- Given exercise 1:
Copy the passage from the Spring migration thread, beginning at the words "[discussion] Migration from" and stopping after the words "full microservice architecture.".

- Source excerpt:
[discussion] Migration from Spring to high performance API system

archenroot commented 6 years ago

I suggest to discuss possible migration from Spring bloat to full microservice architecture.

There could be possible move from Spring (development framework) to full microservice platform. Probably most performance one currently rising. Are you guys willing to discuss this option?

I am working with light4j guys and I can help with migration of course. https://github.com/networknt/microservices-framework-benchmark

Note: light4j is not only web service, or db java framework, but fully feature microservice platform with built in Sagas, Event sourcing, CQRS and dozen of other sub-projects. But one is clear, it focus in high performance.

https://github.com/networknt

https://doc.networknt.com/

Ladislav

syjer commented 6 years ago

hi @archenroot

As we are fluent with spring (we will upgrade to the 5.0 release which will improve a bit on the bloat side) and given the amount of code currently existing, it's quite a hard proposition to change the underlying framework without causing regression/bugs.

On the performance side: with our performance tests, the bottleneck is generally the database (and some of our unoptimized query). So we think it's better to improve first on this side than switching framework.

On the memory side, you only need 64mb of heap (~200mb total) to run alf.io (but obviously, a little bit more is better :)), so it's quite small.

What kind of load do you expect that spring could be a performance issue?

archenroot commented 6 years ago

@syjer - I actually just wanted to hear your opinion on this and understand it is overhead. thank you very much.

archenroot commented 6 years ago

@syjer - hi buddy, I by mistake closed the issue not properly read before.

Actually I like Spring and Alf.io work like charm on that, but I personally worked on high performance integration projects where Spring is not the correct partner to go from long term perspective if you would like to prevent costs of big load balanced cluster instances. Still the latency will remain the problem. Maybe it is not a target and aim of Alf.io, but there are better solution for building service architectures. I talk only about web service architectures in the moment.

Second aspect is to fully adopt sagas, CQRS and event sourcing pattern. And that is the place where we talk about modern microservice design. And it is not Spring. There are actually 3 full microservices platform in the wild supporting modern design of building highly scalable systems.

All open source

Evaulate.io by microservice ROCK start Richardson - this is must for anyone interested in microservices - http://microservices.io/ and his platfrom https://github.com/eventuate-local/eventuate-local
Axon - didn't test, but promising
And finally Light4j project which is in general full copy (with more active development ) of Evaulate prototype from Richardson, but leaving heavy frameworks behind and return to Java nature :-) if I can say it this way. And this is the choice of mine for future work on service designs with hpc in mind.

I suggest to start as well here: https://doc.networknt.com/getting-started/

Still I understand it might not be a priority in the moment.

Resource hungry perspective: I have some new service in development, it is also empty, so probably better to show when there are implemented all endpoints:

But again it is also about high performance. Wit regards to database there are actually little bit different design options with CQRS pattern end event sourcing in place. I will try to explain it simply.

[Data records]
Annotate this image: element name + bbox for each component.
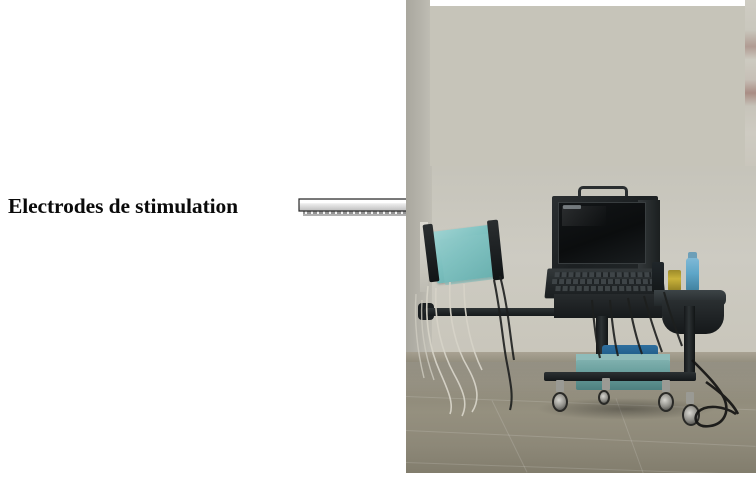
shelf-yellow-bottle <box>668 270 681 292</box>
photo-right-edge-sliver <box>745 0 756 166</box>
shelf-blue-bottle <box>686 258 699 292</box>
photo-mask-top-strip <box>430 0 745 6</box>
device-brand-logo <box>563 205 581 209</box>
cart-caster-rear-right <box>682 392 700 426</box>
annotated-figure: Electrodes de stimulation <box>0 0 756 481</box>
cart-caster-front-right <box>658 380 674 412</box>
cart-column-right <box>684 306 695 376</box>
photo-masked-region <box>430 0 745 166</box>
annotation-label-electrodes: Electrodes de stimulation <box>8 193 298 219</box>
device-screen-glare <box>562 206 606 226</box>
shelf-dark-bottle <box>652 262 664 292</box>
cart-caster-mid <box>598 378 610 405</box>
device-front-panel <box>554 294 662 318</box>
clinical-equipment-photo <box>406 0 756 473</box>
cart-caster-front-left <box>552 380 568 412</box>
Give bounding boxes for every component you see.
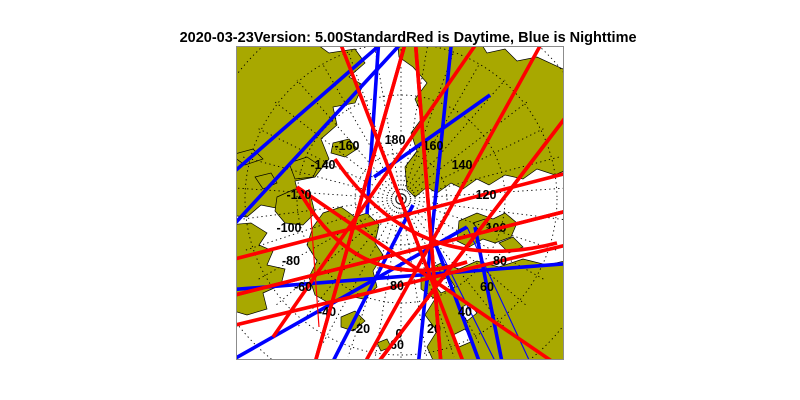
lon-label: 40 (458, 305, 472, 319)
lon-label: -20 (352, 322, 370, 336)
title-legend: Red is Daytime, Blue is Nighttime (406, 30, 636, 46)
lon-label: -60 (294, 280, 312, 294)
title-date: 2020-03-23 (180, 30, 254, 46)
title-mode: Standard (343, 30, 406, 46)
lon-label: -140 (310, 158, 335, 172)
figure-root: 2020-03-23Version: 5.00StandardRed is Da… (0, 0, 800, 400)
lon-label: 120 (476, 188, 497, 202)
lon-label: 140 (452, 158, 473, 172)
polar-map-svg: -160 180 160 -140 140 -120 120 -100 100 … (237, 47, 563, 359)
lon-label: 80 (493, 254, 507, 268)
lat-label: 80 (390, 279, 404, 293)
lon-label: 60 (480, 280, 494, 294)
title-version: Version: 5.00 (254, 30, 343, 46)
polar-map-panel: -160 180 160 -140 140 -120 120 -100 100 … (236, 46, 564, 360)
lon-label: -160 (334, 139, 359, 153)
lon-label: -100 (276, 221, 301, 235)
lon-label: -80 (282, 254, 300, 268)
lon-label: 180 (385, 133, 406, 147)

- Given exercise 2:
Rewrite the data entries as a numbered list, starting at the first line of the entries and ending after the line containing "Give bounding boxes". Omit blank lines and the pictures.

- Exercise output 1:
[discussion] Migration from Spring to high performance API system

archenroot commented 6 years ago

I suggest to discuss possible migration from Spring bloat to full microservice architecture.

- Exercise output 2:
1. Annotate this image: element name + bbox for each component.
2. shelf-yellow-bottle <box>668 270 681 292</box>
3. photo-right-edge-sliver <box>745 0 756 166</box>
4. shelf-blue-bottle <box>686 258 699 292</box>
5. photo-mask-top-strip <box>430 0 745 6</box>
6. device-brand-logo <box>563 205 581 209</box>
7. cart-caster-rear-right <box>682 392 700 426</box>
8. annotated-figure: Electrodes de stimulation <box>0 0 756 481</box>
9. cart-caster-front-right <box>658 380 674 412</box>
10. cart-column-right <box>684 306 695 376</box>
11. photo-masked-region <box>430 0 745 166</box>
12. annotation-label-electrodes: Electrodes de stimulation <box>8 193 298 219</box>
13. device-screen-glare <box>562 206 606 226</box>
14. shelf-dark-bottle <box>652 262 664 292</box>
15. cart-caster-mid <box>598 378 610 405</box>
16. device-front-panel <box>554 294 662 318</box>
17. clinical-equipment-photo <box>406 0 756 473</box>
18. cart-caster-front-left <box>552 380 568 412</box>
19. Give bounding boxes for every component you see.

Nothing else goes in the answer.